• [Do this]: Scan the entries below and extract each line with the word "University" in it.

• [Data shown]:
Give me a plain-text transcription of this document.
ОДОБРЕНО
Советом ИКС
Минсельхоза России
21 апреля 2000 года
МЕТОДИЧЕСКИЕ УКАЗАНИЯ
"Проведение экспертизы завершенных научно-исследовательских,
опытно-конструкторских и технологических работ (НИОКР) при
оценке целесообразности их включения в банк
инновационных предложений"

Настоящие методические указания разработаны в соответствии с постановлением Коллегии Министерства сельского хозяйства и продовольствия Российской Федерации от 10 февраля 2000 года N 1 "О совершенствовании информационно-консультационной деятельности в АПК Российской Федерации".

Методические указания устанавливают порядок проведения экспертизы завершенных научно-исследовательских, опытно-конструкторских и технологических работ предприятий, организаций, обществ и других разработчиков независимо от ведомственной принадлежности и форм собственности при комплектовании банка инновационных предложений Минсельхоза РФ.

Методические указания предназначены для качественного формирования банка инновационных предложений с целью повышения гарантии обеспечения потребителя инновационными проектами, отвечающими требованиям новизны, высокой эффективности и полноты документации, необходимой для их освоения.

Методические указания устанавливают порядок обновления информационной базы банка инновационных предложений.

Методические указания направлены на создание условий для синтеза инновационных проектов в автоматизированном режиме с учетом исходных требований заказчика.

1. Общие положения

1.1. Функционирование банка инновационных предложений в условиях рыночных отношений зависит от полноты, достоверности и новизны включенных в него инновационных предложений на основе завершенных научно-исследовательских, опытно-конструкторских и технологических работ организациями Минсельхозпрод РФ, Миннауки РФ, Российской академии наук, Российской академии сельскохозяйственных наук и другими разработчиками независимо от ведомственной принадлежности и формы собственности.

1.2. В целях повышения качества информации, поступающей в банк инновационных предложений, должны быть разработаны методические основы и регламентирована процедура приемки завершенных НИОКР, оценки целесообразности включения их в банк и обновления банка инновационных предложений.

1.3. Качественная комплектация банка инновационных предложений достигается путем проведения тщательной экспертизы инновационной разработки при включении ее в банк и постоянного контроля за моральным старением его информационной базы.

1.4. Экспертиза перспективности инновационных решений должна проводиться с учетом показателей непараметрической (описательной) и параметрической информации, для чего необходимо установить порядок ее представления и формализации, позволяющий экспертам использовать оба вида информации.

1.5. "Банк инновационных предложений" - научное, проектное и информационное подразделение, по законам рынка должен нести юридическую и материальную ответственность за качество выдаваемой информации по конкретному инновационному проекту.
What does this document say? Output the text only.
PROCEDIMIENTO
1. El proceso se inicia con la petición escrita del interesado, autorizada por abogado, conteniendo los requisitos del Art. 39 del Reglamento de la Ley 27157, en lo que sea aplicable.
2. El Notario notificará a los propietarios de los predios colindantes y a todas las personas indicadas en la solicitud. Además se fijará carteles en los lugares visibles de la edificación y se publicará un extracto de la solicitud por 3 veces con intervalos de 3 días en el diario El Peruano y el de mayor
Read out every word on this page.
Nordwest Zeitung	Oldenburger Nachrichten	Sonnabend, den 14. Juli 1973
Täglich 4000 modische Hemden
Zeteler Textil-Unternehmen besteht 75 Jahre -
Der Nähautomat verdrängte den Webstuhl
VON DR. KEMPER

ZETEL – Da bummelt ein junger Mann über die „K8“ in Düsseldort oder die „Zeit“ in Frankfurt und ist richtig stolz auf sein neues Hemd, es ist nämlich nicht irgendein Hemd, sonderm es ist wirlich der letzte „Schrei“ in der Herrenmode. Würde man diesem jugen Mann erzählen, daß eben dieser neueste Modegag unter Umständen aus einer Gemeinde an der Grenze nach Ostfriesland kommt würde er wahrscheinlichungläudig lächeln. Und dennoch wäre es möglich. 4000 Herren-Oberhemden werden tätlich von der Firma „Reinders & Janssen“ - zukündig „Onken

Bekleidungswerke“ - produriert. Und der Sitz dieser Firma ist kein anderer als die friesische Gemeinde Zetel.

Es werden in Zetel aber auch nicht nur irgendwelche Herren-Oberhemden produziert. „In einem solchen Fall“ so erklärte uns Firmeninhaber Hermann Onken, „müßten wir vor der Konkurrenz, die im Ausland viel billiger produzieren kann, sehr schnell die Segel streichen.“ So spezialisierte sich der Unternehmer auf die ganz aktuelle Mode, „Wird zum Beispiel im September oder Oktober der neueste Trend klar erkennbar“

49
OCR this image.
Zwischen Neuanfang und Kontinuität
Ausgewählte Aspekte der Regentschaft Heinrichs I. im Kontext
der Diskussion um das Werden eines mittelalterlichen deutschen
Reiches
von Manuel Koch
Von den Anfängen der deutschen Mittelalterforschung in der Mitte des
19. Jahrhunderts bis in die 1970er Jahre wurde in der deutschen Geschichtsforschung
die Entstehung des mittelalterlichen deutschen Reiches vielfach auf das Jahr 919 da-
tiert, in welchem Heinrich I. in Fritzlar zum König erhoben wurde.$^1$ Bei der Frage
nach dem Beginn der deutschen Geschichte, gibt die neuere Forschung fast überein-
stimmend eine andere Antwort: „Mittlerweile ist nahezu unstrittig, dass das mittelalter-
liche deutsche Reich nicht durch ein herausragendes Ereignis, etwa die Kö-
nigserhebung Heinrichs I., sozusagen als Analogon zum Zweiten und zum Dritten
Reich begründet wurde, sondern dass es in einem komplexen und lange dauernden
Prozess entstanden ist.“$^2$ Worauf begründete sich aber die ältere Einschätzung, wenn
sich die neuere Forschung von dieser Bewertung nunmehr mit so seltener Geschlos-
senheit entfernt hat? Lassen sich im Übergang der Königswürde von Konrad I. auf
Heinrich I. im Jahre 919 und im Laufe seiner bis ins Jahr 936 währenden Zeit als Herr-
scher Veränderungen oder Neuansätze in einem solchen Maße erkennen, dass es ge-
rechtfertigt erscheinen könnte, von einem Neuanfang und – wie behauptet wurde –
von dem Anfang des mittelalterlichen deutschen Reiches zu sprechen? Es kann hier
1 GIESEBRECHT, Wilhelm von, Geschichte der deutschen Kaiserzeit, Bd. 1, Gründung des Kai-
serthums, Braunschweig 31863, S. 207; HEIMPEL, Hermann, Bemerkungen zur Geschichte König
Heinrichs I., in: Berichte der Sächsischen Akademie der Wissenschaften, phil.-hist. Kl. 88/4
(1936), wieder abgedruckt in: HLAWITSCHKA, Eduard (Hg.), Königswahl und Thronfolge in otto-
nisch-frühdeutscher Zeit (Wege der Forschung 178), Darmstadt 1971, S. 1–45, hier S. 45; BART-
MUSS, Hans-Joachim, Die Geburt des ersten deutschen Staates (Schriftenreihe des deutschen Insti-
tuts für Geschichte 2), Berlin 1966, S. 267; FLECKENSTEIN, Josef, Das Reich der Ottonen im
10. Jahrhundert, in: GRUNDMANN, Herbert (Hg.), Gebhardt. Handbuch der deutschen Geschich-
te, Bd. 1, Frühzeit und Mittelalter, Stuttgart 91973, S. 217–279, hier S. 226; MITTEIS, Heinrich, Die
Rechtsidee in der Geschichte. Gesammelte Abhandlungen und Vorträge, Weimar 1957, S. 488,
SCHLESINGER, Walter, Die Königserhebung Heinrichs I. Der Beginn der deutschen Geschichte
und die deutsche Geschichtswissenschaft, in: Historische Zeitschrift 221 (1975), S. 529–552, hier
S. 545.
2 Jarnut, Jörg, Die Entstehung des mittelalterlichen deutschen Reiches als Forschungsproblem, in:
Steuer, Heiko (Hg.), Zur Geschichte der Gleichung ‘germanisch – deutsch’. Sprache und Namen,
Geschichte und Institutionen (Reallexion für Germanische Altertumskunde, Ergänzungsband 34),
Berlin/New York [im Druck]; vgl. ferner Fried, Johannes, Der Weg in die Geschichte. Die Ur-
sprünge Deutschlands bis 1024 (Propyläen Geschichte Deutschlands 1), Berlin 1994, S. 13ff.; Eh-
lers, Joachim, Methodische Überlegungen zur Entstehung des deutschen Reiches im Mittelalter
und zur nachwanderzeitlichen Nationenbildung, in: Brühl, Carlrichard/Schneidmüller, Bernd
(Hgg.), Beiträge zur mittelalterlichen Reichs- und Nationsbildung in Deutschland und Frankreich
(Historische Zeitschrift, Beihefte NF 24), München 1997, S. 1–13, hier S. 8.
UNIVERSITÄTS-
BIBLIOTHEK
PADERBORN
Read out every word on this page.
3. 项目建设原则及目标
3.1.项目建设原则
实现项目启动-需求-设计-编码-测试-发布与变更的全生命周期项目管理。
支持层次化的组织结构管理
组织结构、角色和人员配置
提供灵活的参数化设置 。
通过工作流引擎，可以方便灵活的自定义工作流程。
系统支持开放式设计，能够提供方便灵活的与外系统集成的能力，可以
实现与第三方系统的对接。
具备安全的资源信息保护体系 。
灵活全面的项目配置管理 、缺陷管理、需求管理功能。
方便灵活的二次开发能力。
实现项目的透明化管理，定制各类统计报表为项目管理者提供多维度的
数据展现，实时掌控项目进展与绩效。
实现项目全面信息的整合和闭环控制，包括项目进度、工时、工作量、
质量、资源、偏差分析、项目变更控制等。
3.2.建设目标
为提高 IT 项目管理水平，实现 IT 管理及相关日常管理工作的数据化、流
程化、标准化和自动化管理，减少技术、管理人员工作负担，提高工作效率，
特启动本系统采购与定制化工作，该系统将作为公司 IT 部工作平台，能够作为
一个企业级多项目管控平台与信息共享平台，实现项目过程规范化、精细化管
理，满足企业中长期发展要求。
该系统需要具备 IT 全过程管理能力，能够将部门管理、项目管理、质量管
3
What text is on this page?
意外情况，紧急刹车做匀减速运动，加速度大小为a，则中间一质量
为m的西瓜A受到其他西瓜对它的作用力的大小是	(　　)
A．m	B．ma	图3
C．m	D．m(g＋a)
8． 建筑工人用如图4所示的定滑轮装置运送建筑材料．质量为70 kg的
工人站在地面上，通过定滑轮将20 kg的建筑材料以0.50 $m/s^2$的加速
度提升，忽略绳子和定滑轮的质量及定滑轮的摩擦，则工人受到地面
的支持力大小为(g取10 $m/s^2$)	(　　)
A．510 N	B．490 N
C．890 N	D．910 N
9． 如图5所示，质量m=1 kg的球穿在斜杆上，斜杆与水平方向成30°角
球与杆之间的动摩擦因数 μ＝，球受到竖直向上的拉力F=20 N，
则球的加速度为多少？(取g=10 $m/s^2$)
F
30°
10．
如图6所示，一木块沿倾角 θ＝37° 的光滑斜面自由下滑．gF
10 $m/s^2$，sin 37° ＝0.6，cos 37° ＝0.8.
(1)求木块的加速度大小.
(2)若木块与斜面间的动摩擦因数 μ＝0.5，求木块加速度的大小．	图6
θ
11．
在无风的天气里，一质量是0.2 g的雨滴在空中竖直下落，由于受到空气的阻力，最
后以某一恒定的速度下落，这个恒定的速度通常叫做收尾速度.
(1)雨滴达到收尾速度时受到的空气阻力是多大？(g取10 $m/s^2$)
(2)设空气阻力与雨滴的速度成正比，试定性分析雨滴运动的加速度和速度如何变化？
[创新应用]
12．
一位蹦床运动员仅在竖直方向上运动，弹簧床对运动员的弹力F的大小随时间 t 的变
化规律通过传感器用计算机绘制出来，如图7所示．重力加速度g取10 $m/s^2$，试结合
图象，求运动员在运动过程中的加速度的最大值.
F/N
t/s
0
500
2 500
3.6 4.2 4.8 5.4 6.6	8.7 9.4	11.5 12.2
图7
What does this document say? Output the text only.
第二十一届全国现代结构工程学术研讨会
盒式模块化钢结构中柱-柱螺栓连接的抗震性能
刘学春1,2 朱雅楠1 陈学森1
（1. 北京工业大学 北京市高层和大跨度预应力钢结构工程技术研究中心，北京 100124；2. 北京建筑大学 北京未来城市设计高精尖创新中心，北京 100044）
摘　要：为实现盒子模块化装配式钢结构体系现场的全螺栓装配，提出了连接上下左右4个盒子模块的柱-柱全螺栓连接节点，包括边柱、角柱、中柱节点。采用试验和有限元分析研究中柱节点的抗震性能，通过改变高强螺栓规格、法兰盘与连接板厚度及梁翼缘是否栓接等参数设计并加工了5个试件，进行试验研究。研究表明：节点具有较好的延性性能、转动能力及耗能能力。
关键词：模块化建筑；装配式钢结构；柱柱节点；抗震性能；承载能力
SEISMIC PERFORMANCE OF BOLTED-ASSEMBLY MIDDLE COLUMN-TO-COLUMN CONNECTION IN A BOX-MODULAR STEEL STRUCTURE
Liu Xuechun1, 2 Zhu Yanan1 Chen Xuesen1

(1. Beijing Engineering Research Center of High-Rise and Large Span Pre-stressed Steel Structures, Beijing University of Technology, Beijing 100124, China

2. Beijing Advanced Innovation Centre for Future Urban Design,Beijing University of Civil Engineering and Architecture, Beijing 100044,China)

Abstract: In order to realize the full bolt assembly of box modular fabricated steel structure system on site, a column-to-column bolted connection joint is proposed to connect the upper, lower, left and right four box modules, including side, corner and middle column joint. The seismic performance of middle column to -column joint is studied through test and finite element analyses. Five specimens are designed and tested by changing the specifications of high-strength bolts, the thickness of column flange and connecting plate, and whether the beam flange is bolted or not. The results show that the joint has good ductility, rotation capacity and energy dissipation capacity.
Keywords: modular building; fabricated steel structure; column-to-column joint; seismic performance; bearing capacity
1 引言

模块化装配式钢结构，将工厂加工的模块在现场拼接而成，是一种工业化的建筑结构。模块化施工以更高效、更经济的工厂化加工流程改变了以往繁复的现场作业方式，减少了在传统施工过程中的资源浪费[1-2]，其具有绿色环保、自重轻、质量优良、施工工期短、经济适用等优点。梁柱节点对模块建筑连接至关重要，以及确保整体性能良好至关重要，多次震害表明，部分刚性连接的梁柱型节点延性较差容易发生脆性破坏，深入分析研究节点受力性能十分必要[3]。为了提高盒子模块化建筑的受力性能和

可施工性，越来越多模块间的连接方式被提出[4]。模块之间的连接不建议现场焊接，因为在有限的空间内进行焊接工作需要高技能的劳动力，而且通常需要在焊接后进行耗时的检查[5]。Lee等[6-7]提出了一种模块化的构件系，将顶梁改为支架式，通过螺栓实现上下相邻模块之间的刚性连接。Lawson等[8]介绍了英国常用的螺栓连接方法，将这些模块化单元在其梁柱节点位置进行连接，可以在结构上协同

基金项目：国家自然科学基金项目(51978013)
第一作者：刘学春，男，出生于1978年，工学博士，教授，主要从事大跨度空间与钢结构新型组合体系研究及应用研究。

• [Solution]:
(1. Beijing Engineering Research Center of High-Rise and Large Span Pre-stressed Steel Structures, Beijing University of Technology, Beijing 100124, China
2. Beijing Advanced Innovation Centre for Future Urban Design,Beijing University of Civil Engineering and Architecture, Beijing 100044,China)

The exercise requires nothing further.